» EXERCISE OBJECTIVE:
Note each line that includes the word "Updated". Copy those lines.

» MATERIAL SHOWN:
═══

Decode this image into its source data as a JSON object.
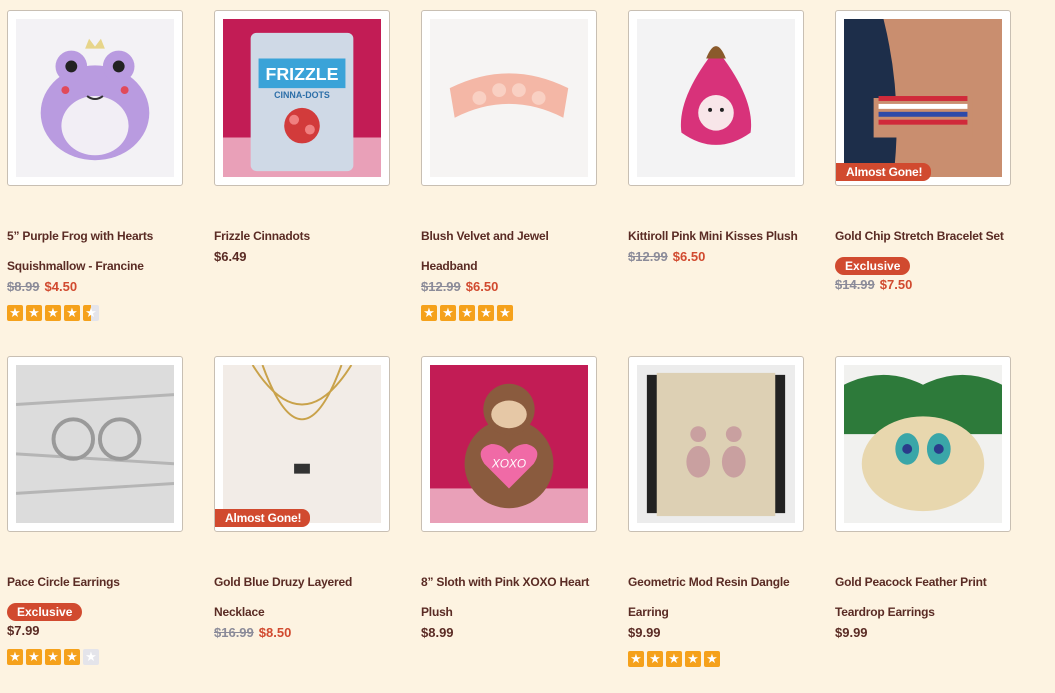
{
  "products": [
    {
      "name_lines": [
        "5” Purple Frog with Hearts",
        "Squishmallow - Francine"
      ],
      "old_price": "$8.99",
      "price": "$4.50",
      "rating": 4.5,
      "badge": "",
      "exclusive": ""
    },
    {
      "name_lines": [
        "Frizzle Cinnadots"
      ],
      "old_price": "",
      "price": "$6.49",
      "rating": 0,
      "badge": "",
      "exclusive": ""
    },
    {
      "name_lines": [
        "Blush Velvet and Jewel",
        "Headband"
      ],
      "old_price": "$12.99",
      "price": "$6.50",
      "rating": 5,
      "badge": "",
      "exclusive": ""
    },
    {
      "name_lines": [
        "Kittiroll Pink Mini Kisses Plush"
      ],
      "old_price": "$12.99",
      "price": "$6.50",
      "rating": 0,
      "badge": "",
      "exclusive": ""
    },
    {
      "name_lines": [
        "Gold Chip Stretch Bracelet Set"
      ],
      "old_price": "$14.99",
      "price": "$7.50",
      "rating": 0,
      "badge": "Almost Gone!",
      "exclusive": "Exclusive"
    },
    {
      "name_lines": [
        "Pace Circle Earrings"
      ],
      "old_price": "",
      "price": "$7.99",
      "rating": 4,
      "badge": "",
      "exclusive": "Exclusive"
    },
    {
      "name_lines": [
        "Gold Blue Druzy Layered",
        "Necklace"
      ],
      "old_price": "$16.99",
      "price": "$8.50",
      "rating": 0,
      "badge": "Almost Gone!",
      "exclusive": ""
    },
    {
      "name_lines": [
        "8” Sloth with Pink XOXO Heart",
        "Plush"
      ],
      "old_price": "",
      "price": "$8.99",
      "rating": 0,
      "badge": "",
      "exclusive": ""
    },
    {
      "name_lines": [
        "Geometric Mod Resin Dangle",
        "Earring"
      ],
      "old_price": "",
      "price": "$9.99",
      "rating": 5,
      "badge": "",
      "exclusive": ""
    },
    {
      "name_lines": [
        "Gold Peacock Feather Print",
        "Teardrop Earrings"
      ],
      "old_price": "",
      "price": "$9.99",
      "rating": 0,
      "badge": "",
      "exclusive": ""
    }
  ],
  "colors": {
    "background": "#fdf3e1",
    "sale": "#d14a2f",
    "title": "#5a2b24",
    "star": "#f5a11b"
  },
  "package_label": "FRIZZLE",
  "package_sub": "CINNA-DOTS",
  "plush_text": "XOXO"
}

═══

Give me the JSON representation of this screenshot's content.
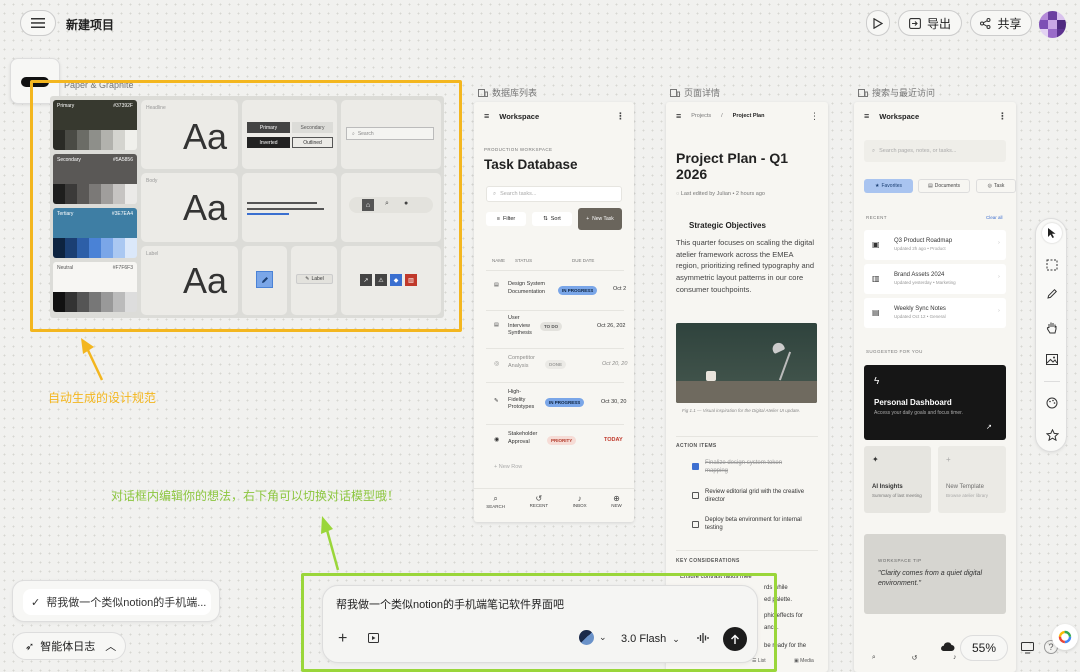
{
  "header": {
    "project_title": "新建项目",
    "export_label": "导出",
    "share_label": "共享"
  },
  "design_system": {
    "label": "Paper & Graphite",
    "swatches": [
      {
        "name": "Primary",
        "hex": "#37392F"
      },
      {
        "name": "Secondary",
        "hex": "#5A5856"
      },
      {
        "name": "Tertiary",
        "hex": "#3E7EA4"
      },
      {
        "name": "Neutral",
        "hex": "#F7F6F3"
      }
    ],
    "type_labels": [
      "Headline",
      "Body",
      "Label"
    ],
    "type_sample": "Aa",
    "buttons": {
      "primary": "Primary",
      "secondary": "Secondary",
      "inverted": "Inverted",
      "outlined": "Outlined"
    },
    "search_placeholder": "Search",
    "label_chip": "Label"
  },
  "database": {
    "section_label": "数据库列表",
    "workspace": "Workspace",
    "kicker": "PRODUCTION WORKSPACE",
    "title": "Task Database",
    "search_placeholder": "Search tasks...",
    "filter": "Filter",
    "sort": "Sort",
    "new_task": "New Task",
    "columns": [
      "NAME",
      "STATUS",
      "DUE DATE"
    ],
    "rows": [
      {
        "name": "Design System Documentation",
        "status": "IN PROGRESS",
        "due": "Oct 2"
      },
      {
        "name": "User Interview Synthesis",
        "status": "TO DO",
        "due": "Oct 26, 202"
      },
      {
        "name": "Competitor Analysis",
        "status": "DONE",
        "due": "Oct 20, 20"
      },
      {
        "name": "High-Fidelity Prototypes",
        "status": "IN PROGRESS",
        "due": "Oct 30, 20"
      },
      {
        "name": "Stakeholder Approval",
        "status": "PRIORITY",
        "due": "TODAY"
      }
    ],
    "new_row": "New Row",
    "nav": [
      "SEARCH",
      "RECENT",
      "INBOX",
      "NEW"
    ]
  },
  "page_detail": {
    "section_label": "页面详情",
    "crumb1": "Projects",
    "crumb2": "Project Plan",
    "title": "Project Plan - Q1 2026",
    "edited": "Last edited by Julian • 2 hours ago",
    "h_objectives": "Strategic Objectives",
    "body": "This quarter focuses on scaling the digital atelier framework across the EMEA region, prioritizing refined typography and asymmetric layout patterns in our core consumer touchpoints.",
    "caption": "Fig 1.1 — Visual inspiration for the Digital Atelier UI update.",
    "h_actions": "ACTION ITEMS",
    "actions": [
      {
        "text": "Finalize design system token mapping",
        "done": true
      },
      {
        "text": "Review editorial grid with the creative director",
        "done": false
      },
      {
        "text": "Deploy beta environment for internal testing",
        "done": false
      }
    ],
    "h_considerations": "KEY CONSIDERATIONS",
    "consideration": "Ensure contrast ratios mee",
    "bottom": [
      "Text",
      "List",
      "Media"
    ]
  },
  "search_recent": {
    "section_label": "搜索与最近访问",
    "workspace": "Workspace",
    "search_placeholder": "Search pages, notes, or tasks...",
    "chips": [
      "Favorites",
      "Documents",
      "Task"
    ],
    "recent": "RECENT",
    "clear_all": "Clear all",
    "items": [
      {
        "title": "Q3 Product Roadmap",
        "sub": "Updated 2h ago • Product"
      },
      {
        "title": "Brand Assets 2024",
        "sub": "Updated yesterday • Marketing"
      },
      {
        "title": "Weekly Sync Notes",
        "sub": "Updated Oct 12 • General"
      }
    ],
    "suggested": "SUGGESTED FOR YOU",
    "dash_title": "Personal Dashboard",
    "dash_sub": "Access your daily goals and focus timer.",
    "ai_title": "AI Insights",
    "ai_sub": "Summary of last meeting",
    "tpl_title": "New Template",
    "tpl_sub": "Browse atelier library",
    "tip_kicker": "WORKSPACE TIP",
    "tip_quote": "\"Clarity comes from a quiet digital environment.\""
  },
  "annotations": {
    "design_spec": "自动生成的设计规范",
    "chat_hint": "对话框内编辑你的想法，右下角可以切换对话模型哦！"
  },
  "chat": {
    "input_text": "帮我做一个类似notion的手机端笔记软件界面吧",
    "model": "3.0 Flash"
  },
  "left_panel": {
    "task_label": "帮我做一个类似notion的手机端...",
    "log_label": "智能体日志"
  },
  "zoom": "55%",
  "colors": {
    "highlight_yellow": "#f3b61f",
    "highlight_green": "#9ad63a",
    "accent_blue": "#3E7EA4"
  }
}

═══

» TASK RESULT:
        "sub": "Updated 2h ago • Product"
        "sub": "Updated yesterday • Marketing"
        "sub": "Updated Oct 12 • General"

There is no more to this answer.